**WHAT THE TASK ASKS**
Retype all material exactly. Pictures stay out of the copy.

## Begin DATA EXCERPTS

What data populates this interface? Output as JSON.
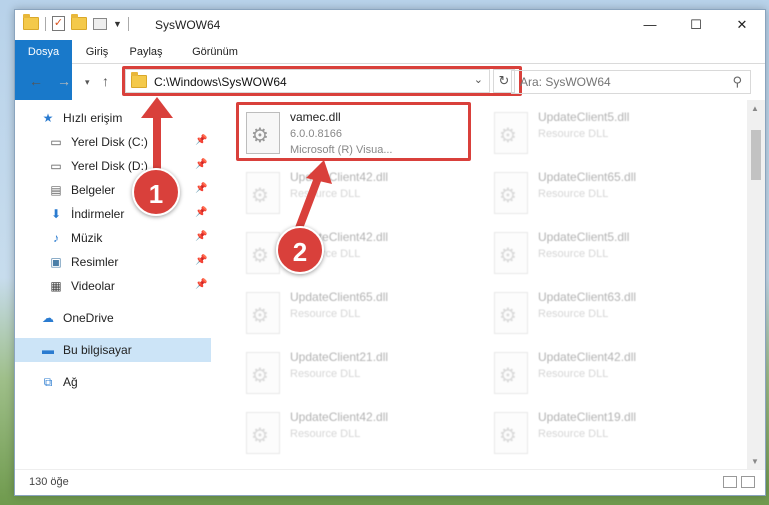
{
  "window": {
    "title": "SysWOW64"
  },
  "ribbon": {
    "tabs": [
      "Dosya",
      "Giriş",
      "Paylaş",
      "Görünüm"
    ]
  },
  "address": {
    "path": "C:\\Windows\\SysWOW64"
  },
  "search": {
    "placeholder": "Ara: SysWOW64"
  },
  "sidebar": {
    "items": [
      {
        "label": "Hızlı erişim",
        "icon": "star-icon"
      },
      {
        "label": "Yerel Disk (C:)",
        "icon": "drive-icon"
      },
      {
        "label": "Yerel Disk (D:)",
        "icon": "drive-icon"
      },
      {
        "label": "Belgeler",
        "icon": "documents-icon"
      },
      {
        "label": "İndirmeler",
        "icon": "download-icon"
      },
      {
        "label": "Müzik",
        "icon": "music-icon"
      },
      {
        "label": "Resimler",
        "icon": "pictures-icon"
      },
      {
        "label": "Videolar",
        "icon": "videos-icon"
      },
      {
        "label": "OneDrive",
        "icon": "cloud-icon"
      },
      {
        "label": "Bu bilgisayar",
        "icon": "computer-icon"
      },
      {
        "label": "Ağ",
        "icon": "network-icon"
      }
    ]
  },
  "files": {
    "highlighted": {
      "name": "vamec.dll",
      "type": "6.0.0.8166",
      "desc": "Microsoft (R) Visua..."
    },
    "left": [
      {
        "name": "UpdateClient42.dll",
        "desc": "Resource DLL"
      },
      {
        "name": "UpdateClient42.dll",
        "desc": "Resource DLL"
      },
      {
        "name": "UpdateClient65.dll",
        "desc": "Resource DLL"
      },
      {
        "name": "UpdateClient21.dll",
        "desc": "Resource DLL"
      },
      {
        "name": "UpdateClient42.dll",
        "desc": "Resource DLL"
      }
    ],
    "right": [
      {
        "name": "UpdateClient5.dll",
        "desc": "Resource DLL"
      },
      {
        "name": "UpdateClient65.dll",
        "desc": "Resource DLL"
      },
      {
        "name": "UpdateClient5.dll",
        "desc": "Resource DLL"
      },
      {
        "name": "UpdateClient63.dll",
        "desc": "Resource DLL"
      },
      {
        "name": "UpdateClient42.dll",
        "desc": "Resource DLL"
      },
      {
        "name": "UpdateClient19.dll",
        "desc": "Resource DLL"
      }
    ]
  },
  "status": {
    "count": "130 öğe"
  },
  "annotations": {
    "step1": "1",
    "step2": "2",
    "color": "#d9403b"
  }
}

## End DATA EXCERPTS

**REPLY**
What data populates this interface? Output as JSON.
{
  "window": {
    "title": "SysWOW64"
  },
  "ribbon": {
    "tabs": [
      "Dosya",
      "Giriş",
      "Paylaş",
      "Görünüm"
    ]
  },
  "address": {
    "path": "C:\\Windows\\SysWOW64"
  },
  "search": {
    "placeholder": "Ara: SysWOW64"
  },
  "sidebar": {
    "items": [
      {
        "label": "Hızlı erişim",
        "icon": "star-icon"
      },
      {
        "label": "Yerel Disk (C:)",
        "icon": "drive-icon"
      },
      {
        "label": "Yerel Disk (D:)",
        "icon": "drive-icon"
      },
      {
        "label": "Belgeler",
        "icon": "documents-icon"
      },
      {
        "label": "İndirmeler",
        "icon": "download-icon"
      },
      {
        "label": "Müzik",
        "icon": "music-icon"
      },
      {
        "label": "Resimler",
        "icon": "pictures-icon"
      },
      {
        "label": "Videolar",
        "icon": "videos-icon"
      },
      {
        "label": "OneDrive",
        "icon": "cloud-icon"
      },
      {
        "label": "Bu bilgisayar",
        "icon": "computer-icon"
      },
      {
        "label": "Ağ",
        "icon": "network-icon"
      }
    ]
  },
  "files": {
    "highlighted": {
      "name": "vamec.dll",
      "type": "6.0.0.8166",
      "desc": "Microsoft (R) Visua..."
    },
    "left": [
      {
        "name": "UpdateClient42.dll",
        "desc": "Resource DLL"
      },
      {
        "name": "UpdateClient42.dll",
        "desc": "Resource DLL"
      },
      {
        "name": "UpdateClient65.dll",
        "desc": "Resource DLL"
      },
      {
        "name": "UpdateClient21.dll",
        "desc": "Resource DLL"
      },
      {
        "name": "UpdateClient42.dll",
        "desc": "Resource DLL"
      }
    ],
    "right": [
      {
        "name": "UpdateClient5.dll",
        "desc": "Resource DLL"
      },
      {
        "name": "UpdateClient65.dll",
        "desc": "Resource DLL"
      },
      {
        "name": "UpdateClient5.dll",
        "desc": "Resource DLL"
      },
      {
        "name": "UpdateClient63.dll",
        "desc": "Resource DLL"
      },
      {
        "name": "UpdateClient42.dll",
        "desc": "Resource DLL"
      },
      {
        "name": "UpdateClient19.dll",
        "desc": "Resource DLL"
      }
    ]
  },
  "status": {
    "count": "130 öğe"
  },
  "annotations": {
    "step1": "1",
    "step2": "2",
    "color": "#d9403b"
  }
}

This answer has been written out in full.